- GIVEN REQUEST A: State how many lines of the records contain the string "label". Give only the number.

Single of the week

Bobby’s Girl (Susan Maughan)

  

For anyone who has ever yearned for someone in their life, which is probably the majority of us, but never got it will be able to relate to this song. Bobby’s Girl is a simple song all about the local heartthrob called Bobby and all the girl want to be his girlfriend. Susan Maughan made the song famous in the UK towards the end of 1962, but, like so many songs of that era, the track had already been a hit in the US.

The original was recorded by Marcie Blane, who was born Marcia Blank in 1944 in Brooklyn, New York. Her father was a musician who played piano in a band called The Catskills, Marcie followed in his footsteps and learned piano and guitar as a child and when the family moved to Queens, Marcie learned flute and then joined the school band. She also became captain of the cheerleaders and secretary of the dance corps. In 1962, Marcie was about to graduate when a songwriter friend of hers asked if she would like to record some demos of songs that he had written. Marcie recalled what happened in an interview in the 90s, “It wasn’t supposed to lead to anything, I was just doing someone a favour. I was only supposed to go in and cut the demo and leave.” Those demos were played to Marv Holtzman, the A & R man at Seville Records, who liked the songs but, more so, loved her voice. “The fellow at the record company liked me and offered me a contract,” Marcie offered, “how could I say no to that? I don’t think I ever gave it much thought. The first song they came up with was Bobby’s Girl. That was the first recording session. I went away to camp that summer to be a counsellor so no one at school even knew I had recorded that song.”

- GIVEN REQUEST B: List every musical instrument that the piece on Bobby's Girl says Marcie learned to play.

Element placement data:
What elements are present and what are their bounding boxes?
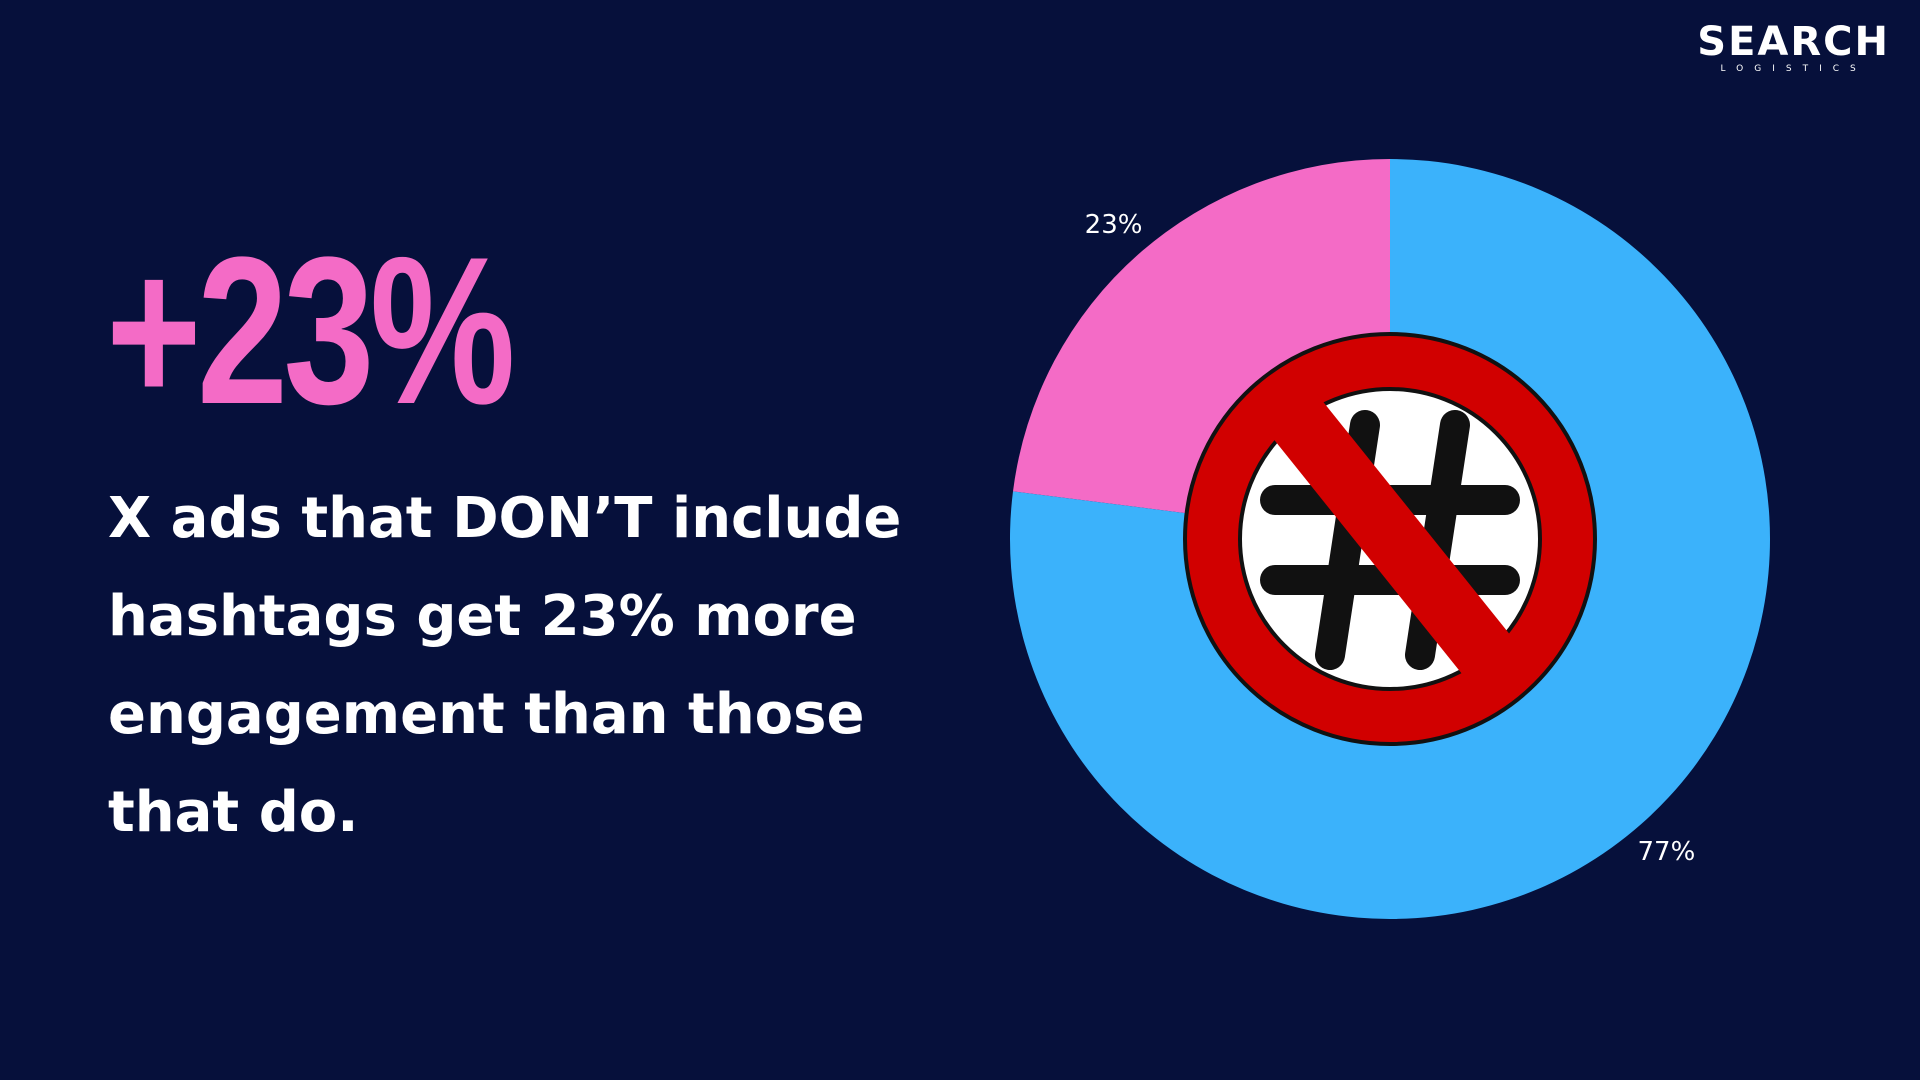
headline: +23% (106, 213, 515, 448)
brand-tagline: LOGISTICS (1720, 64, 1867, 74)
no-hashtag-icon (1183, 332, 1597, 746)
value-label: 77% (1638, 837, 1696, 867)
brand-logo: SEARCH LOGISTICS (1697, 20, 1890, 74)
body-text: X ads that DON’T include hashtags get 23… (108, 486, 902, 845)
value-label: 23% (1085, 210, 1143, 240)
brand-name: SEARCH (1697, 19, 1890, 65)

- RESULT A: 2

- RESULT B: Piano, guitar, flute